**TASK DIRECTIONS**.
Gather every line below where "color" appears.

— START LISTING —

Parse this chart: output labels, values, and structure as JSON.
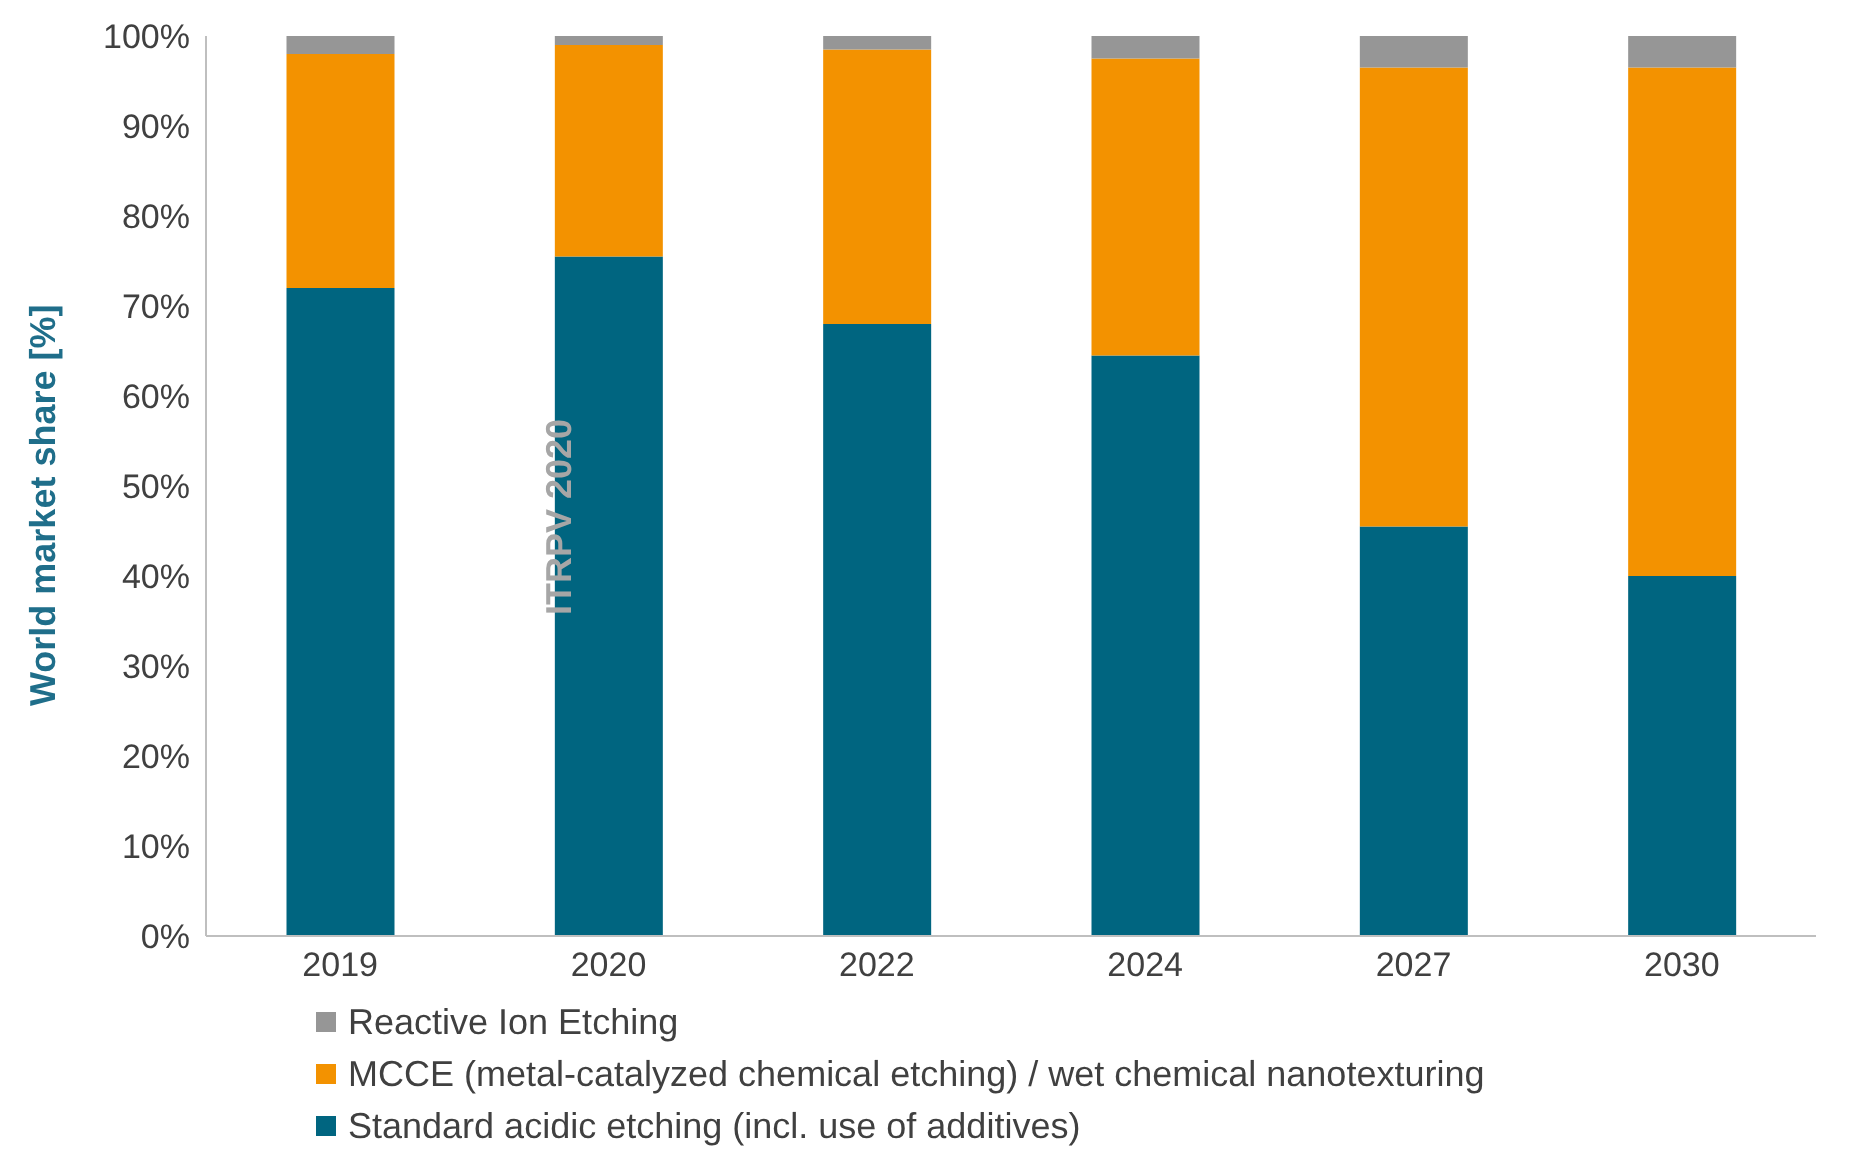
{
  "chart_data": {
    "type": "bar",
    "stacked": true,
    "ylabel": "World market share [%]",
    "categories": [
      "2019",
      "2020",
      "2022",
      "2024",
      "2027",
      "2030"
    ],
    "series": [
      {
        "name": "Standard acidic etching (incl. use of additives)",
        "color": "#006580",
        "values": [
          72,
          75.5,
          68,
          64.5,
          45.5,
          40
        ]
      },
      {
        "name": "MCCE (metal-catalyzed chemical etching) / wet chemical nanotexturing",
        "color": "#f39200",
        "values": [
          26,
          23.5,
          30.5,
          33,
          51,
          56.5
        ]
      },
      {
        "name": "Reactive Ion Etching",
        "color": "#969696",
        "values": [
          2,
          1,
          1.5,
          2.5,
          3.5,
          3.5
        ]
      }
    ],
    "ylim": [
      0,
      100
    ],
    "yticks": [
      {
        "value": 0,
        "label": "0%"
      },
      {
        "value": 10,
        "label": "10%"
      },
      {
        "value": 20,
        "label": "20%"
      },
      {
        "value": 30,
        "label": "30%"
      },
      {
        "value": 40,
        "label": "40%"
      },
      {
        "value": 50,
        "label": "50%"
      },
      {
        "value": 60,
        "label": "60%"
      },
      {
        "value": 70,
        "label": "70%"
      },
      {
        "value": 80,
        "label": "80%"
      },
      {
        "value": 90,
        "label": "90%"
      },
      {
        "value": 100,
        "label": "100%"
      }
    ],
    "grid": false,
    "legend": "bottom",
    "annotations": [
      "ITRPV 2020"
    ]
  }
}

— END LISTING —
— START LISTING —

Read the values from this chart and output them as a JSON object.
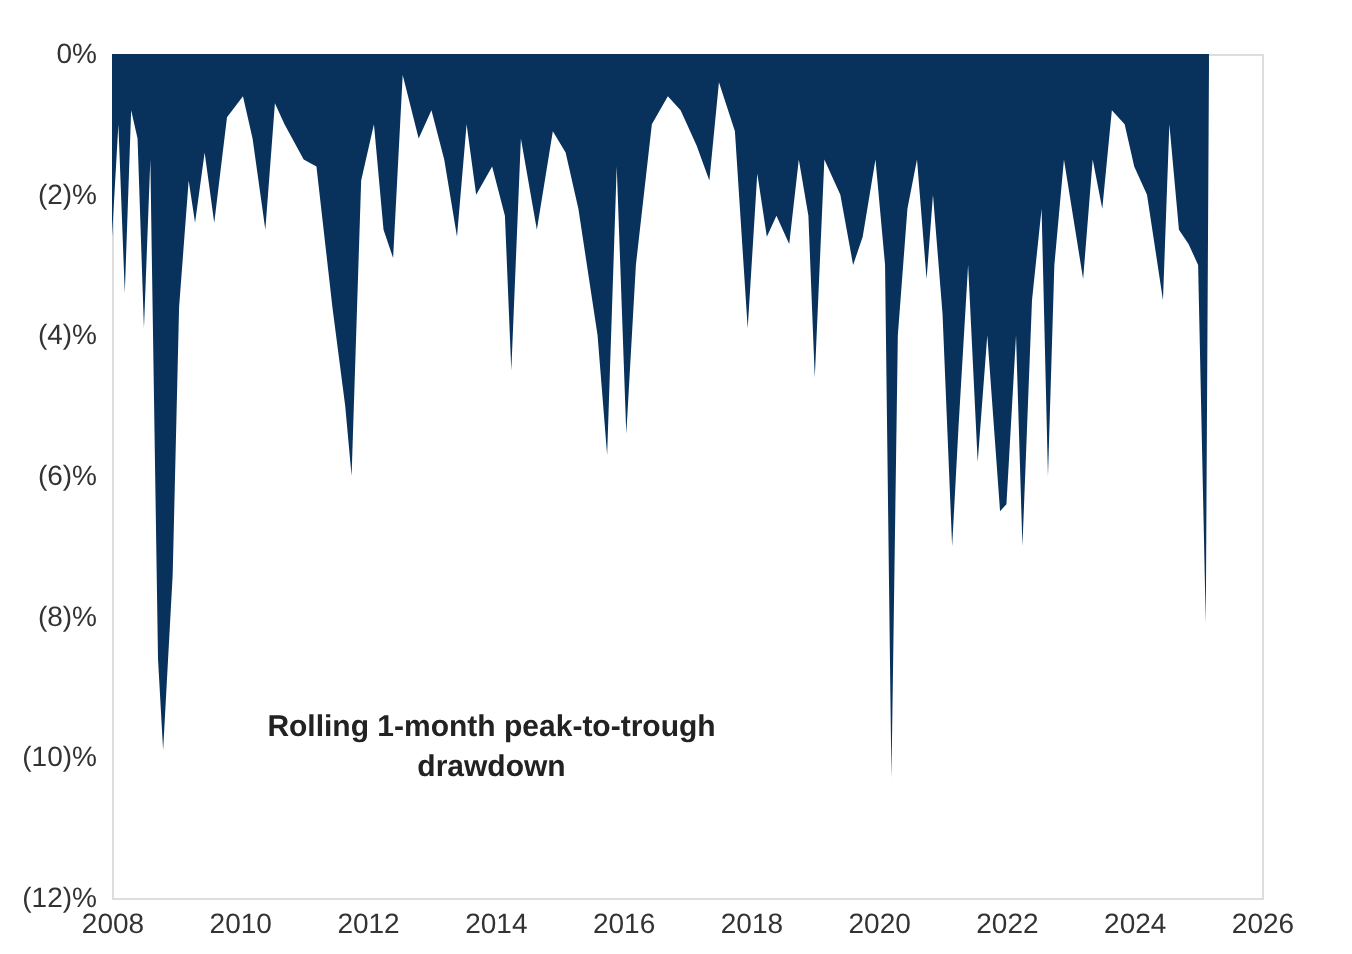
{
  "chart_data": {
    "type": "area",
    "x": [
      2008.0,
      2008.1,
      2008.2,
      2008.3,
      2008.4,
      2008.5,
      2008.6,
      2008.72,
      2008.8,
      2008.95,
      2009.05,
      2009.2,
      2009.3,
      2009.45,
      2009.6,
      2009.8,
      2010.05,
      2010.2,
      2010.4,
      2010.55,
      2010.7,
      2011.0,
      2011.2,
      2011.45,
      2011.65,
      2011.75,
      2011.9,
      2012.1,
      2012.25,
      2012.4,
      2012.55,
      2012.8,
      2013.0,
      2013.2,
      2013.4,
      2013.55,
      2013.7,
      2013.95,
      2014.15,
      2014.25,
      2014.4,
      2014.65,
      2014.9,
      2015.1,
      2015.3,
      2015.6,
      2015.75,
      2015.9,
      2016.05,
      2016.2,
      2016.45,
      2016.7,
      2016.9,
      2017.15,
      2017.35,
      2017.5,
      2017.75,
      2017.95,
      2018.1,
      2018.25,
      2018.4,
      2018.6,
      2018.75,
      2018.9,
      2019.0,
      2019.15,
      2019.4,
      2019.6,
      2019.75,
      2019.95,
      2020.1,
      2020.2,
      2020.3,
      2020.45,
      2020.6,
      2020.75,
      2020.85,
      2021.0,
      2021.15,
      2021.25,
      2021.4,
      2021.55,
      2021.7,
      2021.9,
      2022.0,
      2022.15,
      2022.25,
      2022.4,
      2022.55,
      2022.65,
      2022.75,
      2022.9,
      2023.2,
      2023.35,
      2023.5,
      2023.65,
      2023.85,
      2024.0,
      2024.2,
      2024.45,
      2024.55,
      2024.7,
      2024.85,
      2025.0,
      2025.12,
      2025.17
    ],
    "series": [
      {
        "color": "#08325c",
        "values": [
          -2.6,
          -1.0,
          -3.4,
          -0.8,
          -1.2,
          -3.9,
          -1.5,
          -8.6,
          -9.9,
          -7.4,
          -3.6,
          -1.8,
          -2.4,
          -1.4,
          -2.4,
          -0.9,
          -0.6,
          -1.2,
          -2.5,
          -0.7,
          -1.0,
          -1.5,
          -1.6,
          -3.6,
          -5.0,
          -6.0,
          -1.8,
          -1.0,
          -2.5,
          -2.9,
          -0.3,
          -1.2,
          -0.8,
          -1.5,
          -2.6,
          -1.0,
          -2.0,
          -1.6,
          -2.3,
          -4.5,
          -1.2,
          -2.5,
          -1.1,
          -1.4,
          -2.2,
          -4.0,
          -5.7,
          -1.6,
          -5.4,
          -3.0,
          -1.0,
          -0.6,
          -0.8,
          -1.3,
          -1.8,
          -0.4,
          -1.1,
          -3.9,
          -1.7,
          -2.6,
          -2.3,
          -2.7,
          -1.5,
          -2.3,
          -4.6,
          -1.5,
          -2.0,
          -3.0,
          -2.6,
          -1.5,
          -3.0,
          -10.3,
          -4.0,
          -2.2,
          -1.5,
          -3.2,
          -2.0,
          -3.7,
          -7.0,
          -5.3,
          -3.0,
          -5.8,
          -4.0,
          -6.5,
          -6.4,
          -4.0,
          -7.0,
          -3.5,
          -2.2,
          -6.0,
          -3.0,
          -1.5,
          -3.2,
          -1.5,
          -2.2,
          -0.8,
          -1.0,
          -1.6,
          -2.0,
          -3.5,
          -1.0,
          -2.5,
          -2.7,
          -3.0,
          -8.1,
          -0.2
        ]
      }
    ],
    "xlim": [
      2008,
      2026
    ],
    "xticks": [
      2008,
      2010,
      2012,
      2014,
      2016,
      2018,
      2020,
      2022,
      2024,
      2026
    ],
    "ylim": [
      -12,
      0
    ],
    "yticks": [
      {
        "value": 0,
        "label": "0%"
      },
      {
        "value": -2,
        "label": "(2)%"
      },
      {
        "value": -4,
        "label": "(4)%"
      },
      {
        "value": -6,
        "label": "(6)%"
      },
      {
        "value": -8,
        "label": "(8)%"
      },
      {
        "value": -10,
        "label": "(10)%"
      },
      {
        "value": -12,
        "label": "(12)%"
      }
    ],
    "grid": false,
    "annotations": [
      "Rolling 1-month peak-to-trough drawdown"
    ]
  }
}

— END LISTING —

**WRITTEN RESPONSE**.
        "color": "#006580",
        "color": "#f39200",
        "color": "#969696",
        "color": "#08325c",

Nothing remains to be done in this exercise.